Stored records
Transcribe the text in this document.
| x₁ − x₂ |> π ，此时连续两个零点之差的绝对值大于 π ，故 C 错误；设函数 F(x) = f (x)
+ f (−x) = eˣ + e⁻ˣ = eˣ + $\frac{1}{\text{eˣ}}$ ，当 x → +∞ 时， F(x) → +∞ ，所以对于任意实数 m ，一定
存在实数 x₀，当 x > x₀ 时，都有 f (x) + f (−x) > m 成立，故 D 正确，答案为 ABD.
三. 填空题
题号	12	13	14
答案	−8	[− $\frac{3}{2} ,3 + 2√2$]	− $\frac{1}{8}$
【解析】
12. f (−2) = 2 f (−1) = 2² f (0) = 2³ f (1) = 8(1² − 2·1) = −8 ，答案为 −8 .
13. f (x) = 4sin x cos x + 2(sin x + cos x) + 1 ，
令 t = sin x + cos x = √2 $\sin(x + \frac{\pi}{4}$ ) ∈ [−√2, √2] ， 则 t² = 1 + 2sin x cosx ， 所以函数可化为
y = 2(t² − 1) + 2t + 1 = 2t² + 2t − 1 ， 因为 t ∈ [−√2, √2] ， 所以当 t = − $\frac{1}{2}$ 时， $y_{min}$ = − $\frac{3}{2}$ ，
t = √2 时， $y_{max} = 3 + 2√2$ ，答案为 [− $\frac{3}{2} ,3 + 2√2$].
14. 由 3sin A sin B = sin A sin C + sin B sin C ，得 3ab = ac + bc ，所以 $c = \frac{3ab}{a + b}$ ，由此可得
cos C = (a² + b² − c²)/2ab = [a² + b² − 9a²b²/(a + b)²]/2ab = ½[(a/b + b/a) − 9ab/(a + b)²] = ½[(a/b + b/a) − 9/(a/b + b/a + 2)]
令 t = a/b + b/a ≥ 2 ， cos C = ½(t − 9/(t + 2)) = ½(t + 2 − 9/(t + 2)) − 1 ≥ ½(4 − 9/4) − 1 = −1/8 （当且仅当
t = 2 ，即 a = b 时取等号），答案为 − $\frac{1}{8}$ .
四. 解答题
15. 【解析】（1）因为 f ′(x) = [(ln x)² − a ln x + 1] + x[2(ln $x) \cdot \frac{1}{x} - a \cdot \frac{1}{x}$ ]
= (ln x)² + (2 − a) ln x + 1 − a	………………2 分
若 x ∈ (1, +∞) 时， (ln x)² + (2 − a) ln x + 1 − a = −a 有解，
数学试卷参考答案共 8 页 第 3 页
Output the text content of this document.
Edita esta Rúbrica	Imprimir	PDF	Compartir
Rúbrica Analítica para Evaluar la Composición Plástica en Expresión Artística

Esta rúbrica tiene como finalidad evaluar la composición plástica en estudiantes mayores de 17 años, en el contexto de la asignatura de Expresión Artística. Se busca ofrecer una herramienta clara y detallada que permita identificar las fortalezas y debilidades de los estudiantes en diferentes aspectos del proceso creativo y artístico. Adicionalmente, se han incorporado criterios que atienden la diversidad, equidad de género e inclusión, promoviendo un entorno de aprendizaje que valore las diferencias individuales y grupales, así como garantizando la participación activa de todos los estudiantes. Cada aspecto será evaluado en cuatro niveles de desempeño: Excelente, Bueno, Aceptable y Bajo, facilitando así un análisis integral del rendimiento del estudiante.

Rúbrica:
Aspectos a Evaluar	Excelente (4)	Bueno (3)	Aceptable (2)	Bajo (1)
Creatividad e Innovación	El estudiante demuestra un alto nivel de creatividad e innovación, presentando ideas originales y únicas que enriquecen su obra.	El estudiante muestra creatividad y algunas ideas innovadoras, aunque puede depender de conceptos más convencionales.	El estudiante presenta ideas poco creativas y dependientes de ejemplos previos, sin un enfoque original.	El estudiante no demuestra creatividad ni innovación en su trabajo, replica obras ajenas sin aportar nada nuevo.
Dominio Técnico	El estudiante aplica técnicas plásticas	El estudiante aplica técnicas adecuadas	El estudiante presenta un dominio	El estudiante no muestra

◆ **Stated exercise**:
Reproduce each entry word for word.

◆ **Exercise result**:
Transcribe the text in this document.
| x₁ − x₂ |> π ，此时连续两个零点之差的绝对值大于 π ，故 C 错误；设函数 F(x) = f (x)
+ f (−x) = eˣ + e⁻ˣ = eˣ + $\frac{1}{\text{eˣ}}$ ，当 x → +∞ 时， F(x) → +∞ ，所以对于任意实数 m ，一定
存在实数 x₀，当 x > x₀ 时，都有 f (x) + f (−x) > m 成立，故 D 正确，答案为 ABD.
三. 填空题
题号	12	13	14
答案	−8	[− $\frac{3}{2} ,3 + 2√2$]	− $\frac{1}{8}$
【解析】
12. f (−2) = 2 f (−1) = 2² f (0) = 2³ f (1) = 8(1² − 2·1) = −8 ，答案为 −8 .
13. f (x) = 4sin x cos x + 2(sin x + cos x) + 1 ，
令 t = sin x + cos x = √2 $\sin(x + \frac{\pi}{4}$ ) ∈ [−√2, √2] ， 则 t² = 1 + 2sin x cosx ， 所以函数可化为
y = 2(t² − 1) + 2t + 1 = 2t² + 2t − 1 ， 因为 t ∈ [−√2, √2] ， 所以当 t = − $\frac{1}{2}$ 时， $y_{min}$ = − $\frac{3}{2}$ ，
t = √2 时， $y_{max} = 3 + 2√2$ ，答案为 [− $\frac{3}{2} ,3 + 2√2$].
14. 由 3sin A sin B = sin A sin C + sin B sin C ，得 3ab = ac + bc ，所以 $c = \frac{3ab}{a + b}$ ，由此可得
cos C = (a² + b² − c²)/2ab = [a² + b² − 9a²b²/(a + b)²]/2ab = ½[(a/b + b/a) − 9ab/(a + b)²] = ½[(a/b + b/a) − 9/(a/b + b/a + 2)]
令 t = a/b + b/a ≥ 2 ， cos C = ½(t − 9/(t + 2)) = ½(t + 2 − 9/(t + 2)) − 1 ≥ ½(4 − 9/4) − 1 = −1/8 （当且仅当
t = 2 ，即 a = b 时取等号），答案为 − $\frac{1}{8}$ .
四. 解答题
15. 【解析】（1）因为 f ′(x) = [(ln x)² − a ln x + 1] + x[2(ln $x) \cdot \frac{1}{x} - a \cdot \frac{1}{x}$ ]
= (ln x)² + (2 − a) ln x + 1 − a	………………2 分
若 x ∈ (1, +∞) 时， (ln x)² + (2 − a) ln x + 1 − a = −a 有解，
数学试卷参考答案共 8 页 第 3 页
Output the text content of this document.
Edita esta Rúbrica	Imprimir	PDF	Compartir
Rúbrica Analítica para Evaluar la Composición Plástica en Expresión Artística

Esta rúbrica tiene como finalidad evaluar la composición plástica en estudiantes mayores de 17 años, en el contexto de la asignatura de Expresión Artística. Se busca ofrecer una herramienta clara y detallada que permita identificar las fortalezas y debilidades de los estudiantes en diferentes aspectos del proceso creativo y artístico. Adicionalmente, se han incorporado criterios que atienden la diversidad, equidad de género e inclusión, promoviendo un entorno de aprendizaje que valore las diferencias individuales y grupales, así como garantizando la participación activa de todos los estudiantes. Cada aspecto será evaluado en cuatro niveles de desempeño: Excelente, Bueno, Aceptable y Bajo, facilitando así un análisis integral del rendimiento del estudiante.

Rúbrica:
Aspectos a Evaluar	Excelente (4)	Bueno (3)	Aceptable (2)	Bajo (1)
Creatividad e Innovación	El estudiante demuestra un alto nivel de creatividad e innovación, presentando ideas originales y únicas que enriquecen su obra.	El estudiante muestra creatividad y algunas ideas innovadoras, aunque puede depender de conceptos más convencionales.	El estudiante presenta ideas poco creativas y dependientes de ejemplos previos, sin un enfoque original.	El estudiante no demuestra creatividad ni innovación en su trabajo, replica obras ajenas sin aportar nada nuevo.
Dominio Técnico	El estudiante aplica técnicas plásticas	El estudiante aplica técnicas adecuadas	El estudiante presenta un dominio	El estudiante no muestra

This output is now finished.